In the listing that follows, count the lines holding the word "this" and report only that number.

--- START SUPPLIED RECORDS ---

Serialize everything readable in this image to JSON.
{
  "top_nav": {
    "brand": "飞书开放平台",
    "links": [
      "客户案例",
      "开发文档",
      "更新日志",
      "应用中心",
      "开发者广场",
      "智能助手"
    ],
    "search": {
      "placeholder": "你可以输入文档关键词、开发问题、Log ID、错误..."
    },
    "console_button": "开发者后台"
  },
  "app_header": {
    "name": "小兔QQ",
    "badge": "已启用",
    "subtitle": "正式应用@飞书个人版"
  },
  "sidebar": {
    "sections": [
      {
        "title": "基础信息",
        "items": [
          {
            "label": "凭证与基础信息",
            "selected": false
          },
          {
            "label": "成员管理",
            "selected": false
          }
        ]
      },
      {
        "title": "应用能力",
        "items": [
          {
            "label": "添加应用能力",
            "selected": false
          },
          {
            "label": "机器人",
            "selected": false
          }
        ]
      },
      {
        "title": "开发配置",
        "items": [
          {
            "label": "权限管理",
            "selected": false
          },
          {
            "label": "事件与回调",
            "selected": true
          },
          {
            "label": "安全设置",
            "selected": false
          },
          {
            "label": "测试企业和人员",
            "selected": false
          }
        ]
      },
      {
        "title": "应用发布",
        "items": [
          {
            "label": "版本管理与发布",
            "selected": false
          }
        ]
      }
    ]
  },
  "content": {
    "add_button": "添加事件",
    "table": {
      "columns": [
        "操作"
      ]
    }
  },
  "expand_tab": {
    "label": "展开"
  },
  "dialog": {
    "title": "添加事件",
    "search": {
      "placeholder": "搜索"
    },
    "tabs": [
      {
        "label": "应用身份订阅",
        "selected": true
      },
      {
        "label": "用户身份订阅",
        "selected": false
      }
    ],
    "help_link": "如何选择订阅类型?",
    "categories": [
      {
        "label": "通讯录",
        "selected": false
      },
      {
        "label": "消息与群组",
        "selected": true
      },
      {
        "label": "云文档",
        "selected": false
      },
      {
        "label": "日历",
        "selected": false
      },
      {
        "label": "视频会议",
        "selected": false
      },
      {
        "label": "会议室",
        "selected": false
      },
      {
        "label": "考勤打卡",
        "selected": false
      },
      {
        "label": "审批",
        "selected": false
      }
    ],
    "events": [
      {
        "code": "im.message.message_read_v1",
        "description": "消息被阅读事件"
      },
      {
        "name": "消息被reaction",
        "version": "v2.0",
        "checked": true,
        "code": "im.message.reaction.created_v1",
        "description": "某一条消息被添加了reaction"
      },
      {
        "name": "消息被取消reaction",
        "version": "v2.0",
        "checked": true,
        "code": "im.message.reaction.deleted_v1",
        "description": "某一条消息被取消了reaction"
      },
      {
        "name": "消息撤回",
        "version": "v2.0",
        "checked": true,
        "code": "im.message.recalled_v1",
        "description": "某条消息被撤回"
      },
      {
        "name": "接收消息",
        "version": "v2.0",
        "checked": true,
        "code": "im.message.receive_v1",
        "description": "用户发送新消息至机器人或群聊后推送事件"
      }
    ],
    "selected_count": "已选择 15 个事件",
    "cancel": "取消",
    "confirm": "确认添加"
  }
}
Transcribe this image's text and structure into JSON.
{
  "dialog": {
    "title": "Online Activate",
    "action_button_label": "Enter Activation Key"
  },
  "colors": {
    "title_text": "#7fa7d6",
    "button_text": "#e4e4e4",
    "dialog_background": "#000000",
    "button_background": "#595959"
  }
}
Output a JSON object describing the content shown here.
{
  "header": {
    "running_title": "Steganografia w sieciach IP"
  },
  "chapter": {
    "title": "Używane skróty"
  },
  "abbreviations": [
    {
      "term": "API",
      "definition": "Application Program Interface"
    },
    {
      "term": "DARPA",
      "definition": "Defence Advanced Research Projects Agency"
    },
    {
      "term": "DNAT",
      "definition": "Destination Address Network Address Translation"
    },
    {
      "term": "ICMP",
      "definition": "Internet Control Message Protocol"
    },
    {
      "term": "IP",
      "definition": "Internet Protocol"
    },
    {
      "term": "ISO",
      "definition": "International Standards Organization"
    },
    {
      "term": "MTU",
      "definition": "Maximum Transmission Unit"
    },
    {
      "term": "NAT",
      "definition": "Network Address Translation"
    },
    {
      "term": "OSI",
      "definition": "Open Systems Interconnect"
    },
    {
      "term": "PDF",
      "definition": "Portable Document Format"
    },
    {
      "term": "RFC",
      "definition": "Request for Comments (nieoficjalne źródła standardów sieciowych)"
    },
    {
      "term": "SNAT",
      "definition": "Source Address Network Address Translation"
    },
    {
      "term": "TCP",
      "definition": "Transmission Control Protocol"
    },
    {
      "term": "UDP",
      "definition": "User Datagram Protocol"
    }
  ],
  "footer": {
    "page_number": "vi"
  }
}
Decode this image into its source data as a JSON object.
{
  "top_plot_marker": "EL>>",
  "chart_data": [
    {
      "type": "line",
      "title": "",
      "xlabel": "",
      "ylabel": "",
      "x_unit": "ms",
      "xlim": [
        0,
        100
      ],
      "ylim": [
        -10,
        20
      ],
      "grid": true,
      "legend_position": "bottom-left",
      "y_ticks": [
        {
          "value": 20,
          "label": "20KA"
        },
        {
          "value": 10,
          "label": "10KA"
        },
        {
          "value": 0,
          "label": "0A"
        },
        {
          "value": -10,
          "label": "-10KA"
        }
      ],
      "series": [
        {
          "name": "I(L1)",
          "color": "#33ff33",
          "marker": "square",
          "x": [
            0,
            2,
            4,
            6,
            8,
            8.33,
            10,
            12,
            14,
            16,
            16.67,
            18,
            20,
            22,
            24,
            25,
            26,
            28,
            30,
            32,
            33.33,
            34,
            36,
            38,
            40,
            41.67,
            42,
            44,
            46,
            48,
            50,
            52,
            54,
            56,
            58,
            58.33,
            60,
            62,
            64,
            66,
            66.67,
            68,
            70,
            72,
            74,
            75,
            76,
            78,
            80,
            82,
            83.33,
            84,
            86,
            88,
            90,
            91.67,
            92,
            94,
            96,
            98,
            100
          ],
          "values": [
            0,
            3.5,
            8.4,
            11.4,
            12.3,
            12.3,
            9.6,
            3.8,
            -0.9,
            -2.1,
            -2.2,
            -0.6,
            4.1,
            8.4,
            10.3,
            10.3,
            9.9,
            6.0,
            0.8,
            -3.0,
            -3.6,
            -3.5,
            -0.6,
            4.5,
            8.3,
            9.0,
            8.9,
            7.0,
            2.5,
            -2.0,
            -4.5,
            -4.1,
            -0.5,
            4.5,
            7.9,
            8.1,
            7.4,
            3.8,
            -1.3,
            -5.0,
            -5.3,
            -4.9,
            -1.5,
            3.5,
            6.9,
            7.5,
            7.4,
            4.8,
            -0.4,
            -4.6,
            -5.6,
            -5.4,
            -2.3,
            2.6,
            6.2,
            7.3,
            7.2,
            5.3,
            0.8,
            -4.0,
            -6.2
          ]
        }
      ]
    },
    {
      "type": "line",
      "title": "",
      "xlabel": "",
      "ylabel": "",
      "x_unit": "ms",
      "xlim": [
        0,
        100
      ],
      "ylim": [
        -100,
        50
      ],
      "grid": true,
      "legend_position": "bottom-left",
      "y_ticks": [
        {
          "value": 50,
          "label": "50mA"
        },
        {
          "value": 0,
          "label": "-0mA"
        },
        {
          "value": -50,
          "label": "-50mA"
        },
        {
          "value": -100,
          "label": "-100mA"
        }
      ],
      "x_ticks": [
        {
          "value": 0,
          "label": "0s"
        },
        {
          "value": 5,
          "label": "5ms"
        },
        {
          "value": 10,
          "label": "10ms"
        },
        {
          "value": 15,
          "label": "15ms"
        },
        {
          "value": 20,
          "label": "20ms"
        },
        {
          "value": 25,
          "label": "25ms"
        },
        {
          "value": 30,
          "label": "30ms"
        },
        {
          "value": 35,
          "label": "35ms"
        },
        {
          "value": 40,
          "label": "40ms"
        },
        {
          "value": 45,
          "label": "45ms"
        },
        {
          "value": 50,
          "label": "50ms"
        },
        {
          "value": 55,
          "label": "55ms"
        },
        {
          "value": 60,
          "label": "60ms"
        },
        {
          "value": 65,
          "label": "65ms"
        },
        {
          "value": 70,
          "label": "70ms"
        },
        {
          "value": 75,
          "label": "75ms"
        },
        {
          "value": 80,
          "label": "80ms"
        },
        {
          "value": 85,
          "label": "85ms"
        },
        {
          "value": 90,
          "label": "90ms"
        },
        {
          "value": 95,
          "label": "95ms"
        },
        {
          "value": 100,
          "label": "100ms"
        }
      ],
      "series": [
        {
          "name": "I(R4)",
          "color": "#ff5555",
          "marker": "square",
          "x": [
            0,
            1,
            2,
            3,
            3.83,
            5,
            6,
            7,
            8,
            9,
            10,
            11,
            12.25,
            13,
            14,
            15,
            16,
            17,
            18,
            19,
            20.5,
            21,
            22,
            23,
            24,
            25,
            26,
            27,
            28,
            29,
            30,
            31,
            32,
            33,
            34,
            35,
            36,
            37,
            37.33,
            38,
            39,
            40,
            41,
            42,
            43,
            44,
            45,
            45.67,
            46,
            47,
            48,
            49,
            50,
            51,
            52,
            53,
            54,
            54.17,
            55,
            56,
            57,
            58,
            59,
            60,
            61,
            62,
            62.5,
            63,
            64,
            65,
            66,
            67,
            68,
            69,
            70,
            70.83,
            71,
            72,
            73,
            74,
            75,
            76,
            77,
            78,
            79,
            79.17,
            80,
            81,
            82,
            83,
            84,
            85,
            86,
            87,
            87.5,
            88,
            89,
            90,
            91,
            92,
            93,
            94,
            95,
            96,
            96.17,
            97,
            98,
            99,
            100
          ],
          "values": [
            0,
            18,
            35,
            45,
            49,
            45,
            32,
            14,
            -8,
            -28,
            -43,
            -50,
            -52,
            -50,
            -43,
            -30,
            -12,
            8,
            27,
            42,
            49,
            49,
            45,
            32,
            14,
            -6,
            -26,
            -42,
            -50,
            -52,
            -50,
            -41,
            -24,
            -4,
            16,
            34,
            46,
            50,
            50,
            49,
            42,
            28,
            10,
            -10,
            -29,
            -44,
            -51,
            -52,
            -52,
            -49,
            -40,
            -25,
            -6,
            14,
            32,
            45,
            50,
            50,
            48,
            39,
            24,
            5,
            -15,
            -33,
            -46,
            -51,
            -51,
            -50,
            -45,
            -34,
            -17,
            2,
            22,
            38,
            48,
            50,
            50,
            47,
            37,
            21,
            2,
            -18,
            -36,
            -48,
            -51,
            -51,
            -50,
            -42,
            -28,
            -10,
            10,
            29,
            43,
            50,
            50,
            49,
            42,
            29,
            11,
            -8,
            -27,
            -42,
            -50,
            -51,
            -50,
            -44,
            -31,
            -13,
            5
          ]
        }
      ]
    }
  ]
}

--- END SUPPLIED RECORDS ---

### FINISHED EXERCISE
3